---- Record excerpts

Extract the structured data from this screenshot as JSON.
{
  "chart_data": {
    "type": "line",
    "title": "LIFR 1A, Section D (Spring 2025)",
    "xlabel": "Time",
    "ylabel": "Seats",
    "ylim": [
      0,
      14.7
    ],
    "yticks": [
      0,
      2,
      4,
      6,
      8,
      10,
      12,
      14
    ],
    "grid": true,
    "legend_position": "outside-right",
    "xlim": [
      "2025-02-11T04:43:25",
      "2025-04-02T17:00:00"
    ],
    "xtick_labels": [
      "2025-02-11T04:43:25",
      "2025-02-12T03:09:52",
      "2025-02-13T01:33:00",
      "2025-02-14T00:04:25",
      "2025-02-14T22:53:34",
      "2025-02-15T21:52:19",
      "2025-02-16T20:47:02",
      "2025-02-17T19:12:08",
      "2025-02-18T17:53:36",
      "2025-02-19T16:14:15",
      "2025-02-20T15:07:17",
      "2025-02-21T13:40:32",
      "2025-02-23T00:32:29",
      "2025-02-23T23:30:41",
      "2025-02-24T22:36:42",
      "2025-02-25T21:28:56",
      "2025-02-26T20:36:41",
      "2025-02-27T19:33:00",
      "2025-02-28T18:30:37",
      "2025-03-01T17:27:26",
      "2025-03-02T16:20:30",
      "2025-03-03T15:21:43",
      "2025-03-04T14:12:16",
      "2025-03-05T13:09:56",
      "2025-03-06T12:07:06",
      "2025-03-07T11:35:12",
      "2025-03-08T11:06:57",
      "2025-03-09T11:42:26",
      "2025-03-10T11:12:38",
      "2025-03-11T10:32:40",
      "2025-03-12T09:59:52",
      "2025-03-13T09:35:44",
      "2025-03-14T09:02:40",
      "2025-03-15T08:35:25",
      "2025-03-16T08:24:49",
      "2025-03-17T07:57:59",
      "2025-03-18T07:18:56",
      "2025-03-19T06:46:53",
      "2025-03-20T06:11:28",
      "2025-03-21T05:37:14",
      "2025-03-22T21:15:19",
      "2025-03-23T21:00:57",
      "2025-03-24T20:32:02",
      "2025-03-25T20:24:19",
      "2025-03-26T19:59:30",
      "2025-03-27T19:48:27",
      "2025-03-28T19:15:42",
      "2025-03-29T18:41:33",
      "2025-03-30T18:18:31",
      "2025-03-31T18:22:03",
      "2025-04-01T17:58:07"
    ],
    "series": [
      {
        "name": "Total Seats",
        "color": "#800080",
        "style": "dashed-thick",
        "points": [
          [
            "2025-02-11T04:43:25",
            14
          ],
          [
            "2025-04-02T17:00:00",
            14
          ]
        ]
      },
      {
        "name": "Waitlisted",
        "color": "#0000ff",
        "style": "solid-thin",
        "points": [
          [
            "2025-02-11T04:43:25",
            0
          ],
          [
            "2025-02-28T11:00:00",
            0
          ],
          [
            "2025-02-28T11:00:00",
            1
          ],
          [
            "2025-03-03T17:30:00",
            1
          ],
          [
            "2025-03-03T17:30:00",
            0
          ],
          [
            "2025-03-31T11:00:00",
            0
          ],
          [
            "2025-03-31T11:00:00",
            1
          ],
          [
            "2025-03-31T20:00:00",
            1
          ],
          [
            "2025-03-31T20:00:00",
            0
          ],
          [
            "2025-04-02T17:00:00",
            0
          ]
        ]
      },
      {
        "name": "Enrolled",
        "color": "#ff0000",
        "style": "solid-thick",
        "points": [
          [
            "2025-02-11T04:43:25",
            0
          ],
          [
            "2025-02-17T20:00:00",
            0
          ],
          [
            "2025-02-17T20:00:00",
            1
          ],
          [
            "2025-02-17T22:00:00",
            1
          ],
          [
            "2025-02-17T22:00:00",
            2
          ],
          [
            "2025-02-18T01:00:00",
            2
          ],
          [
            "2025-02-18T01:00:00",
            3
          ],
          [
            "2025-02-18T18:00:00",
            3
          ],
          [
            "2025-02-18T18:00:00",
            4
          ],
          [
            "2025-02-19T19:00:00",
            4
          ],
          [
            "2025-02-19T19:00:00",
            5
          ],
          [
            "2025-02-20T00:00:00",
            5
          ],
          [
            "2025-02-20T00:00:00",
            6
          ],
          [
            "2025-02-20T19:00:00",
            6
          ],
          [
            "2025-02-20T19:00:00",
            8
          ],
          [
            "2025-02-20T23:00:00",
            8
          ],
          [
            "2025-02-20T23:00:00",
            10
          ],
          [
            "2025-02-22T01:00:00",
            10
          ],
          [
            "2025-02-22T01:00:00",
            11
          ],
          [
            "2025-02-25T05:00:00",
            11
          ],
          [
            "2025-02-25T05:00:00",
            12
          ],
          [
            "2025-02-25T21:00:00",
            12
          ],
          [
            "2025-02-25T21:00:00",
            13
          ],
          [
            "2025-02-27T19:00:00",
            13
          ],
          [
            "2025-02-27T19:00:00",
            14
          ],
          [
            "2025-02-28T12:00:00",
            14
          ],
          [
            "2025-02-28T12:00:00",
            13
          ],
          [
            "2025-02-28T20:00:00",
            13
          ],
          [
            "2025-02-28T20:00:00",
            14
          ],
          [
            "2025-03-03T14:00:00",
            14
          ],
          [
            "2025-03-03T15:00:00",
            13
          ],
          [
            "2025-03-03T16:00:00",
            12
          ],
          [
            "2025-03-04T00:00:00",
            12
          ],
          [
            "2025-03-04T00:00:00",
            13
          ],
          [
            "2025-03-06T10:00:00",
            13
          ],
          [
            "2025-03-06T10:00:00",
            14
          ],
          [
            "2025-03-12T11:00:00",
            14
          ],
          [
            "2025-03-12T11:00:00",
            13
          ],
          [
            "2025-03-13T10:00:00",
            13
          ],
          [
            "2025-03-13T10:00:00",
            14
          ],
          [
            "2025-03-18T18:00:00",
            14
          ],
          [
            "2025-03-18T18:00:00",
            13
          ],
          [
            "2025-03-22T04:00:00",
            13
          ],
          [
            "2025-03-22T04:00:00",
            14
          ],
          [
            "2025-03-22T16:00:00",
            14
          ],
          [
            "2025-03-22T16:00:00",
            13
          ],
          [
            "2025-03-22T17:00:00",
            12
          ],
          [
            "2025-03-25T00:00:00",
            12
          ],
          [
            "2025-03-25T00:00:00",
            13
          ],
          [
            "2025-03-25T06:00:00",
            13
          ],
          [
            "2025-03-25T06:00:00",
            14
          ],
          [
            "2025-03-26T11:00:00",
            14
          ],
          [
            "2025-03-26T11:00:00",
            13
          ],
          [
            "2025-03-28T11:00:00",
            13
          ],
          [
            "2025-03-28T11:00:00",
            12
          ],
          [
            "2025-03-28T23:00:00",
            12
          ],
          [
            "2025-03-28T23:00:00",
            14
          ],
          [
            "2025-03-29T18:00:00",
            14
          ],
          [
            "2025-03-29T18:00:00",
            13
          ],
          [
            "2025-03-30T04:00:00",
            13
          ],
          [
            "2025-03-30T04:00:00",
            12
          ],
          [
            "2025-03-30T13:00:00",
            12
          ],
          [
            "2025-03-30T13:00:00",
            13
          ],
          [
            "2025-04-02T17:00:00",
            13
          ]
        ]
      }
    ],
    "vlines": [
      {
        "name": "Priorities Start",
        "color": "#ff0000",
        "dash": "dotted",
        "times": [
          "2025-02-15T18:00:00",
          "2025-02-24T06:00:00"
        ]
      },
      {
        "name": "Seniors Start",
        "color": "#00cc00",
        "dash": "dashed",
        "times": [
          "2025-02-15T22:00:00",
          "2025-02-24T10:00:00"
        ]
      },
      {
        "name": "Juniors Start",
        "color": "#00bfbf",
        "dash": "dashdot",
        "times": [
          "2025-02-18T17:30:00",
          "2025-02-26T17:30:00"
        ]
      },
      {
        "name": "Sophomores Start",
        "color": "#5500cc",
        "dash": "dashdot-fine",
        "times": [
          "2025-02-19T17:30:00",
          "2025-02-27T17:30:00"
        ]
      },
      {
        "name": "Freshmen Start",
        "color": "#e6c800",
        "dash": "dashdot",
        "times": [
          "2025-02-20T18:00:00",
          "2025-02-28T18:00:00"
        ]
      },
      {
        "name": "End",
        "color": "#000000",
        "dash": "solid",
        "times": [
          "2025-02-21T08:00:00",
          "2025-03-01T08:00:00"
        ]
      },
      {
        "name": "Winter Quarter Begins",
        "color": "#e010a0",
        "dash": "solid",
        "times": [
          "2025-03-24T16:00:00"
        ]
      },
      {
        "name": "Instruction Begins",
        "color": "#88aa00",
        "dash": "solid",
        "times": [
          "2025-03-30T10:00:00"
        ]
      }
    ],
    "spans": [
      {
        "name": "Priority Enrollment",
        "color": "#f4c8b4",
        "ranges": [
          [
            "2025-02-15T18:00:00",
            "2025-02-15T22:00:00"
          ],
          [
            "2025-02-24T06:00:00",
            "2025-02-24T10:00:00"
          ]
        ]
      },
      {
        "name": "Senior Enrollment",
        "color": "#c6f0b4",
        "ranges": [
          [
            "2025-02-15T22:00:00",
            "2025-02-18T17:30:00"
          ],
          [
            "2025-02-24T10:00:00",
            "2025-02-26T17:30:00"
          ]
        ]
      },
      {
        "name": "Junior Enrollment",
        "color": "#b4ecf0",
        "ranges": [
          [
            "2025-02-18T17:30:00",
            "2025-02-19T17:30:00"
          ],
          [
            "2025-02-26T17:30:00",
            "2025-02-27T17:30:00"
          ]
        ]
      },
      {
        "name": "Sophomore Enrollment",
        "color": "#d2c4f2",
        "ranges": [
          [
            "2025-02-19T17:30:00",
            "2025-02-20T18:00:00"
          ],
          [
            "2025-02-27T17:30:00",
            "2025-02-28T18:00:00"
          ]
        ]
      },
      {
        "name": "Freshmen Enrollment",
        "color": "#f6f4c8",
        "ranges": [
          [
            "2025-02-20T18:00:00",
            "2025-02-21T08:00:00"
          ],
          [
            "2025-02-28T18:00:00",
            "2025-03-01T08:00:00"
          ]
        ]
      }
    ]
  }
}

--------

- **Work required**:
Go through the data and gather every line that holds "Start".

- **Finished answer**:
        "name": "Priorities Start",
        "name": "Seniors Start",
        "name": "Juniors Start",
        "name": "Sophomores Start",
        "name": "Freshmen Start",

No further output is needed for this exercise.